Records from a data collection
## Begin

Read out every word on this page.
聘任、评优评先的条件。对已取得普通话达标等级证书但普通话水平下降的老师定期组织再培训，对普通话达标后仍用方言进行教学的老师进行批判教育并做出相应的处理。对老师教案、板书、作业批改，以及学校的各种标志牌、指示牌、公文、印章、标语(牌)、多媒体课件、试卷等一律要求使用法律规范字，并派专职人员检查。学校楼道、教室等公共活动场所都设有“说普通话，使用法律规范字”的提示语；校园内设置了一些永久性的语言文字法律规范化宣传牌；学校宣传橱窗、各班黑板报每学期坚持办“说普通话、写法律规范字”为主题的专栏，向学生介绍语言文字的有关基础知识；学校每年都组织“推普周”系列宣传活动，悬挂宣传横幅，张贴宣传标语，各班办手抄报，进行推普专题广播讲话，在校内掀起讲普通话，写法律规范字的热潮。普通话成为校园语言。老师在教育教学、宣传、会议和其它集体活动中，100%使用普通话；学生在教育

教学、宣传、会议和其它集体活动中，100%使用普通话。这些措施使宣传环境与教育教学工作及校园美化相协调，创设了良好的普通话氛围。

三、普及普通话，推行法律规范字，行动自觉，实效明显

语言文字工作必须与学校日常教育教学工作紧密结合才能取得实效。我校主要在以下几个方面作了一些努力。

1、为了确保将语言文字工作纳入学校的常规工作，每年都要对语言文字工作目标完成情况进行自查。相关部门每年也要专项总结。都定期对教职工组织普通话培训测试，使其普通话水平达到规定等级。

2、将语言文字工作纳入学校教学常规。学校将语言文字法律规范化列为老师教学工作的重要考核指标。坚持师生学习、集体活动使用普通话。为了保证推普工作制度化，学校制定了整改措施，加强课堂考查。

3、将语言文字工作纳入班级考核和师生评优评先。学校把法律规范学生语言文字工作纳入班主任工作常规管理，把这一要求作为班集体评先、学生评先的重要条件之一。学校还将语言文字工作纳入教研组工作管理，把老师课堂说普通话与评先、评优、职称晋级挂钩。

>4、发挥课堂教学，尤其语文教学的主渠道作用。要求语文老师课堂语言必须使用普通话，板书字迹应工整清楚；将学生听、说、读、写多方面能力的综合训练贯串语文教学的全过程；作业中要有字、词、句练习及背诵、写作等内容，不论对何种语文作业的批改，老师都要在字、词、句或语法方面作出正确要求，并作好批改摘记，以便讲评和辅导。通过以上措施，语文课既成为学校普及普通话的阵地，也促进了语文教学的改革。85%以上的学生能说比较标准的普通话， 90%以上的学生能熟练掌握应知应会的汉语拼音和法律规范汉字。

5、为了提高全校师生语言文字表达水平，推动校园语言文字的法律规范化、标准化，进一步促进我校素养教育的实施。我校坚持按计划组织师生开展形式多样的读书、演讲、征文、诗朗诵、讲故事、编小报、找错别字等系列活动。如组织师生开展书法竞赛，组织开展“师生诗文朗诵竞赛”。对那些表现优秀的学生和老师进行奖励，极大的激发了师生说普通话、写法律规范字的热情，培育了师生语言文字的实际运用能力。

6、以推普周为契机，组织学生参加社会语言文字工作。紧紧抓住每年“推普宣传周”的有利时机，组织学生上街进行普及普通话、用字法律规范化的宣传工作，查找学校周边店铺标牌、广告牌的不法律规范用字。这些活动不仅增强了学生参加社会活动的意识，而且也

## End

Each line of the material should be duplicated exactly, please.

Read out every word on this page.
聘任、评优评先的条件。对已取得普通话达标等级证书但普通话水平下降的老师定期组织再培训，对普通话达标后仍用方言进行教学的老师进行批判教育并做出相应的处理。对老师教案、板书、作业批改，以及学校的各种标志牌、指示牌、公文、印章、标语(牌)、多媒体课件、试卷等一律要求使用法律规范字，并派专职人员检查。学校楼道、教室等公共活动场所都设有“说普通话，使用法律规范字”的提示语；校园内设置了一些永久性的语言文字法律规范化宣传牌；学校宣传橱窗、各班黑板报每学期坚持办“说普通话、写法律规范字”为主题的专栏，向学生介绍语言文字的有关基础知识；学校每年都组织“推普周”系列宣传活动，悬挂宣传横幅，张贴宣传标语，各班办手抄报，进行推普专题广播讲话，在校内掀起讲普通话，写法律规范字的热潮。普通话成为校园语言。老师在教育教学、宣传、会议和其它集体活动中，100%使用普通话；学生在教育

教学、宣传、会议和其它集体活动中，100%使用普通话。这些措施使宣传环境与教育教学工作及校园美化相协调，创设了良好的普通话氛围。

三、普及普通话，推行法律规范字，行动自觉，实效明显

语言文字工作必须与学校日常教育教学工作紧密结合才能取得实效。我校主要在以下几个方面作了一些努力。

1、为了确保将语言文字工作纳入学校的常规工作，每年都要对语言文字工作目标完成情况进行自查。相关部门每年也要专项总结。都定期对教职工组织普通话培训测试，使其普通话水平达到规定等级。

2、将语言文字工作纳入学校教学常规。学校将语言文字法律规范化列为老师教学工作的重要考核指标。坚持师生学习、集体活动使用普通话。为了保证推普工作制度化，学校制定了整改措施，加强课堂考查。

3、将语言文字工作纳入班级考核和师生评优评先。学校把法律规范学生语言文字工作纳入班主任工作常规管理，把这一要求作为班集体评先、学生评先的重要条件之一。学校还将语言文字工作纳入教研组工作管理，把老师课堂说普通话与评先、评优、职称晋级挂钩。

>4、发挥课堂教学，尤其语文教学的主渠道作用。要求语文老师课堂语言必须使用普通话，板书字迹应工整清楚；将学生听、说、读、写多方面能力的综合训练贯串语文教学的全过程；作业中要有字、词、句练习及背诵、写作等内容，不论对何种语文作业的批改，老师都要在字、词、句或语法方面作出正确要求，并作好批改摘记，以便讲评和辅导。通过以上措施，语文课既成为学校普及普通话的阵地，也促进了语文教学的改革。85%以上的学生能说比较标准的普通话， 90%以上的学生能熟练掌握应知应会的汉语拼音和法律规范汉字。

5、为了提高全校师生语言文字表达水平，推动校园语言文字的法律规范化、标准化，进一步促进我校素养教育的实施。我校坚持按计划组织师生开展形式多样的读书、演讲、征文、诗朗诵、讲故事、编小报、找错别字等系列活动。如组织师生开展书法竞赛，组织开展“师生诗文朗诵竞赛”。对那些表现优秀的学生和老师进行奖励，极大的激发了师生说普通话、写法律规范字的热情，培育了师生语言文字的实际运用能力。

6、以推普周为契机，组织学生参加社会语言文字工作。紧紧抓住每年“推普宣传周”的有利时机，组织学生上街进行普及普通话、用字法律规范化的宣传工作，查找学校周边店铺标牌、广告牌的不法律规范用字。这些活动不仅增强了学生参加社会活动的意识，而且也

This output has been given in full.